▸ **RECORDS TO PROCESS**
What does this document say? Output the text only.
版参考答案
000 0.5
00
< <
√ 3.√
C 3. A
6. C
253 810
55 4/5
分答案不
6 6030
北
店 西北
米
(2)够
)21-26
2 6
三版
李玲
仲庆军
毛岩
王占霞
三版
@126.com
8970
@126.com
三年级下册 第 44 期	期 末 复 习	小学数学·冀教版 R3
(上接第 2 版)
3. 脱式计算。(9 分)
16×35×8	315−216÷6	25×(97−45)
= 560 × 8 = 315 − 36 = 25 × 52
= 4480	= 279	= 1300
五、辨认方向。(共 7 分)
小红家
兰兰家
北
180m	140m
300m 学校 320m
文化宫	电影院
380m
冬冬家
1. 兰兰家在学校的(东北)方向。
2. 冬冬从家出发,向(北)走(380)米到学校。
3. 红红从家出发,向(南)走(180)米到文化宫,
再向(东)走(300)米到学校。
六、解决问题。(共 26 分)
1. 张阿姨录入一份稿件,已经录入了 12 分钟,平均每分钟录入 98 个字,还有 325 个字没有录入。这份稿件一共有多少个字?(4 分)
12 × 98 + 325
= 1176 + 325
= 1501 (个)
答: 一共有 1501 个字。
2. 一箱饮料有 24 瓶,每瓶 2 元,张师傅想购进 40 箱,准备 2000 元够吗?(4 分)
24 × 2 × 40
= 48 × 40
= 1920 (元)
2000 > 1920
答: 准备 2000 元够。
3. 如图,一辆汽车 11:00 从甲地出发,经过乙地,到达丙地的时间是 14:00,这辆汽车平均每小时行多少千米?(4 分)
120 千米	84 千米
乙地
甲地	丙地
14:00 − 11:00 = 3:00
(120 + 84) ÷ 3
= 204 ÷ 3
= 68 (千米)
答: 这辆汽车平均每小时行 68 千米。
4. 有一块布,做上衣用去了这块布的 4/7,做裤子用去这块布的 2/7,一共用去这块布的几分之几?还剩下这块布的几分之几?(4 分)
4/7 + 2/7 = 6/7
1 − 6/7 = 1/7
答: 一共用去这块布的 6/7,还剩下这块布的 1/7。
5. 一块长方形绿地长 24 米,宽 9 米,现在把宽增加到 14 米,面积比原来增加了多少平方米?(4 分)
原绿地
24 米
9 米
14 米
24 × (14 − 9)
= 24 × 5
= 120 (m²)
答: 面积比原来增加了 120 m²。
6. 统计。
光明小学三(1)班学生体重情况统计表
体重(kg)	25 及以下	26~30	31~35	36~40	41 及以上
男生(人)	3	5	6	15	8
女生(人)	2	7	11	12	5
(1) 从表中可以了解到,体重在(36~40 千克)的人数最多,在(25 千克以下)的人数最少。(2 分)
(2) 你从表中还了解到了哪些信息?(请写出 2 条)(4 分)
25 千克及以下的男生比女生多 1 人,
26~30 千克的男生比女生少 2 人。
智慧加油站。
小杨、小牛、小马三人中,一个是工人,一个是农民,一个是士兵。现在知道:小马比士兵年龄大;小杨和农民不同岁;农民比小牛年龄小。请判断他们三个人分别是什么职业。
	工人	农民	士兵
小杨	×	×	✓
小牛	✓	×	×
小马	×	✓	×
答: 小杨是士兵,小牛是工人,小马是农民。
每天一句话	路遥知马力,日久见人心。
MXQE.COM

▸ **TASK STATEMENT**
Each line above must be printed exactly as it appears.

▸ **COMPLETE OUTPUT**
What does this document say? Output the text only.
版参考答案
000 0.5
00
< <
√ 3.√
C 3. A
6. C
253 810
55 4/5
分答案不
6 6030
北
店 西北
米
(2)够
)21-26
2 6
三版
李玲
仲庆军
毛岩
王占霞
三版
@126.com
8970
@126.com
三年级下册 第 44 期	期 末 复 习	小学数学·冀教版 R3
(上接第 2 版)
3. 脱式计算。(9 分)
16×35×8	315−216÷6	25×(97−45)
= 560 × 8 = 315 − 36 = 25 × 52
= 4480	= 279	= 1300
五、辨认方向。(共 7 分)
小红家
兰兰家
北
180m	140m
300m 学校 320m
文化宫	电影院
380m
冬冬家
1. 兰兰家在学校的(东北)方向。
2. 冬冬从家出发,向(北)走(380)米到学校。
3. 红红从家出发,向(南)走(180)米到文化宫,
再向(东)走(300)米到学校。
六、解决问题。(共 26 分)
1. 张阿姨录入一份稿件,已经录入了 12 分钟,平均每分钟录入 98 个字,还有 325 个字没有录入。这份稿件一共有多少个字?(4 分)
12 × 98 + 325
= 1176 + 325
= 1501 (个)
答: 一共有 1501 个字。
2. 一箱饮料有 24 瓶,每瓶 2 元,张师傅想购进 40 箱,准备 2000 元够吗?(4 分)
24 × 2 × 40
= 48 × 40
= 1920 (元)
2000 > 1920
答: 准备 2000 元够。
3. 如图,一辆汽车 11:00 从甲地出发,经过乙地,到达丙地的时间是 14:00,这辆汽车平均每小时行多少千米?(4 分)
120 千米	84 千米
乙地
甲地	丙地
14:00 − 11:00 = 3:00
(120 + 84) ÷ 3
= 204 ÷ 3
= 68 (千米)
答: 这辆汽车平均每小时行 68 千米。
4. 有一块布,做上衣用去了这块布的 4/7,做裤子用去这块布的 2/7,一共用去这块布的几分之几?还剩下这块布的几分之几?(4 分)
4/7 + 2/7 = 6/7
1 − 6/7 = 1/7
答: 一共用去这块布的 6/7,还剩下这块布的 1/7。
5. 一块长方形绿地长 24 米,宽 9 米,现在把宽增加到 14 米,面积比原来增加了多少平方米?(4 分)
原绿地
24 米
9 米
14 米
24 × (14 − 9)
= 24 × 5
= 120 (m²)
答: 面积比原来增加了 120 m²。
6. 统计。
光明小学三(1)班学生体重情况统计表
体重(kg)	25 及以下	26~30	31~35	36~40	41 及以上
男生(人)	3	5	6	15	8
女生(人)	2	7	11	12	5
(1) 从表中可以了解到,体重在(36~40 千克)的人数最多,在(25 千克以下)的人数最少。(2 分)
(2) 你从表中还了解到了哪些信息?(请写出 2 条)(4 分)
25 千克及以下的男生比女生多 1 人,
26~30 千克的男生比女生少 2 人。
智慧加油站。
小杨、小牛、小马三人中,一个是工人,一个是农民,一个是士兵。现在知道:小马比士兵年龄大;小杨和农民不同岁;农民比小牛年龄小。请判断他们三个人分别是什么职业。
	工人	农民	士兵
小杨	×	×	✓
小牛	✓	×	×
小马	×	✓	×
答: 小杨是士兵,小牛是工人,小马是农民。
每天一句话	路遥知马力,日久见人心。
MXQE.COM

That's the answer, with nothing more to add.